### Consignes
1: Pour chaque affirmation, dites si elle concorde avec le texte sur l'étiage d'octobre 2022. Répondez par oui ou par non et citez mot pour mot le passage qui tranche : (a) en octobre, l'amont du bassin présente des cumuls de précipitations dans les normales de saison ; (b) les niveaux piézométriques sont repartis à la hausse en Occitanie ; (c) la situation des retenues s'est nettement améliorée dans le sud du bassin.
2: Reprenez le texte sur l'étiage d'octobre 2022 à la suite de sa dernière phrase.

### Extrait retenu
Octobre 2022 - Un étiage prolongé en automne

Sur le mois d'octobre, le cumul de précipitation est de nouveau globalement déficitaire à l'échelle du bassin et marque une forte disparité entre l'amont du bassin, qui présente des cumuls de précipitations dans les normales de saison, et l'aval du bassin qui présente un déficit global important, voire très important localement. L'indice d'humidité des sols découle de ces précipitations et marque donc la même disparité amont-aval, avec un nord de bassin dans les normales de saison et des massifs montagneux présentant de bons indices d'humidité, et un sud du bassin présentant des indices très faibles.

L'hydrologie des eaux de surface prend une tendance stable voire haussière sur octobre. Néanmoins les hydraulicités restent critiques sur la moitié sud du bassin (PACA et Occitanie) où la grande majorité des cours d'eau ont une très faible hydraulicité. Les cours d'eau de la partie amont bassin (Auvergne-Rhône-Alpes, Bourgogne-Franche-Comté) présentent des hydraulicités moins critiques mais restent en grande majorité faibles.

Courant octobre, les nappes ont réagi à la hausse sur certains secteurs de la partie amont du bassin avec localement quelques remontées de niveaux piézométriques sur les régions AuRA et BFC. Cependant les précipitations déficitaires sur la partie sud du bassin n'ont pas permis la recharge des nappes sur les secteurs sud de l'axe rhodanien et de la région Provence-Alpes-Côte d'Azur. La tendance est même repartie à la baisse des niveaux piézométriques sur la région Occitanie (Aude et Pyrénées-Orientales).

La situation des retenues s'est globalement améliorée dans le nord du bassin notamment sur les secteurs montagneux (Jura, nord-Isère, Drac, Arve), mais n'a pas évolué significativement sur le sud du bassin (PACA et Occitanie) où elle reste préoccupante puisque l'ensemble des retenues d'eau de ce secteur présente des niveaux bas à moyens, inférieurs à la normale.

Le niveau des écoulements n'est pas encore revenu à la normale, notamment sur les petits cours d'eau et les têtes de bassins versants du sud du bassin, notamment en PACA, Occitanie et dans le sud de la région Auvergne-Rhône-Alpes, avec de fortes proportions d'assecs. Seule la partie amont du bassin rhodanien (régions BFC et nord-AuRA) a retrouvé plus de 80 % de ses stations en écoulement visible et des indices ONDE départementaux proches de l'avant étiage, bien que l'hydraulicité des cours d'eau y soit globalement faible. Une vigilance doit être maintenue sur le contrôle des restrictions et le maintien de celles-ci sur les masses d'eau qui n'ont pas encore retrouve leur débit ou leur niveau normal, notamment en ce qui concerne les eaux souterraines.

### Données fournies
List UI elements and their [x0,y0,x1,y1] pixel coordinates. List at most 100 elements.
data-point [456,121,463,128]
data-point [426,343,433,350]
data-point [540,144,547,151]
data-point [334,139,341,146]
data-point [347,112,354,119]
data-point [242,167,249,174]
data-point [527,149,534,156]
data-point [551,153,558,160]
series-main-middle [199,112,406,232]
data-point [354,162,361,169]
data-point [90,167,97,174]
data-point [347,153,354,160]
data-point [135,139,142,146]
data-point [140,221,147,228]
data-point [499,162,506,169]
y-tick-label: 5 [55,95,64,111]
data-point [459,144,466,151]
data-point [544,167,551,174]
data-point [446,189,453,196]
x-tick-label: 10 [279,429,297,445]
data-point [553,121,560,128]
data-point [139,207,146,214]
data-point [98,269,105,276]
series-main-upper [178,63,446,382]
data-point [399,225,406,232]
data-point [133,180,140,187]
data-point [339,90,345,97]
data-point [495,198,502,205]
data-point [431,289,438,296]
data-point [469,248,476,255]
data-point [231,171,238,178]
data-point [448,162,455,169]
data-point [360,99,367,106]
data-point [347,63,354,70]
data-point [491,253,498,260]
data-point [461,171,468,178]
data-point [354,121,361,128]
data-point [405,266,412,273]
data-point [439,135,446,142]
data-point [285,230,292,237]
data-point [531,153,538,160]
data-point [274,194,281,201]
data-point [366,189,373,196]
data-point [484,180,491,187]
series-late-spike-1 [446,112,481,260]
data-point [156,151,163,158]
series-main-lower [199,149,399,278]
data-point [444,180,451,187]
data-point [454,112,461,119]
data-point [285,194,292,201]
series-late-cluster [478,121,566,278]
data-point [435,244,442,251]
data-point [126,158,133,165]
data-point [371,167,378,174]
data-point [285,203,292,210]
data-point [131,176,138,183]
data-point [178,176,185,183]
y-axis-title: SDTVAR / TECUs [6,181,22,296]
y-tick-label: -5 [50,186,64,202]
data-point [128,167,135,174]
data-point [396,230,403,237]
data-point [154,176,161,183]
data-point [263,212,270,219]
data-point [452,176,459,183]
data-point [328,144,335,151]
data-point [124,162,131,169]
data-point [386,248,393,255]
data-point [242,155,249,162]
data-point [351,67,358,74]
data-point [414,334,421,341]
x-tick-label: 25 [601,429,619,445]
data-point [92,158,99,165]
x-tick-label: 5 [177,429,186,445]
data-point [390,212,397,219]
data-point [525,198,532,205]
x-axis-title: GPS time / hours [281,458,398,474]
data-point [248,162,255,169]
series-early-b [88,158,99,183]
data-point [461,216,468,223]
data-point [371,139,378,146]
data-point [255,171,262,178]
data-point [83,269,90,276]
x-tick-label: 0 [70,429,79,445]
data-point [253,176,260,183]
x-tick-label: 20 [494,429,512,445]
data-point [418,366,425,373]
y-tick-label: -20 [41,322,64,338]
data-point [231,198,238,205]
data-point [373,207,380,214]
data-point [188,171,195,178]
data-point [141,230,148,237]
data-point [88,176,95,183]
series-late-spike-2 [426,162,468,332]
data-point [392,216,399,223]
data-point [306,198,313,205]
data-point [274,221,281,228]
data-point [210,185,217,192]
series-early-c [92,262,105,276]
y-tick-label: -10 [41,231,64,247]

### Réponses aux consignes
1:
(a) Oui : « l'amont du bassin, qui présente des cumuls de précipitations dans les normales de saison ».
(b) Non : « La tendance est même repartie à la baisse des niveaux piézométriques sur la région Occitanie (Aude et Pyrénées-Orientales). »
(c) Non : « mais n'a pas évolué significativement sur le sud du bassin (PACA et Occitanie) ».

2:
Les prévisions météorologiques indiquent que pour la quinzaine à venir, les températures devraient rester supérieures aux normales de saison et que des passages pluvieux devraient arroser l'ensemble du bassin. La persistance de ces pluies à venir est stratégique pour la recharge des aquifères souterrains et des retenues. Il convient donc de conserver une gestion prudente des ressources en eaux en prévision de la saison hivernale à venir. En effet, de possibles impacts pourraient se faire sentir sur l'approvisionnement en eau et sur les secteurs économiques (industrie, production d'énergie, etc.) dès le premier trimestre 2023.

 

 

 

1. Pluviométrie

En octobre, les températures sont restées supérieures aux valeurs de saison et le cumul de précipitation est globalement déficitaire mais avec de fortes disparités entre l'amont du bassin dans les normales de saison (Bourgogne-Franche-Comté et Auvergne-Rhône-Alpes), et l'aval du bassin qui présente un déficit de 30 à 80 % (Provence-Alpes-Côte d'Azur et Occitanie). Ainsi, le cumul de pluies efficaces est faible sur les régions PACA et Occitanie et de la Loire à la plaine de l'Ain, avec un rapport à la normal entre 0 et 25 %. Ailleurs, ce cumul se situe entre 50 et 125 mm, voire entre 150 et 200 mm en Ardèche, en Haute-Savoie, en Haute-Saône et pour le Territoire de Belfort. Les plus forts déficits du mois se retrouve sur la partie aval du bassin, sur l'ensemble de la région PACA et sur les départements de l'Aude et des Pyrénées-Orientales.

Les prévisions météorologiques pour la quinzaine à venir indiquent que les températures vont rester au-dessus des normales de saison sur l'ensemble du bassin et que des passages pluvieux successifs vont apporter des précipitations à l'ensemble du bassin.

Cumul des précipitations efficaces
(octobre 2022)
Comparaison des cumuls de précipitations efficaces
(du 01/09/2022 au 01/11/2022)
Rapport à la normale 1991-2010 du cumul des précipitations efficaces de juin 2022 à octobre 2022

 

2. Débits des cours d'eau

Au 1er novembre, la majorité des cours d'eau du sud du bassin (régions PACA et Occitanie) présentent des hydraulicités inférieures à 0,24 correspondant à une très faible hydraulicité. La majorité des cours d'eau du nord du bassin (régions AuRA et BFC) présentent des hydraulicités comprises entre 0,24 et 0,74 correspondant à une faible hydraulicité.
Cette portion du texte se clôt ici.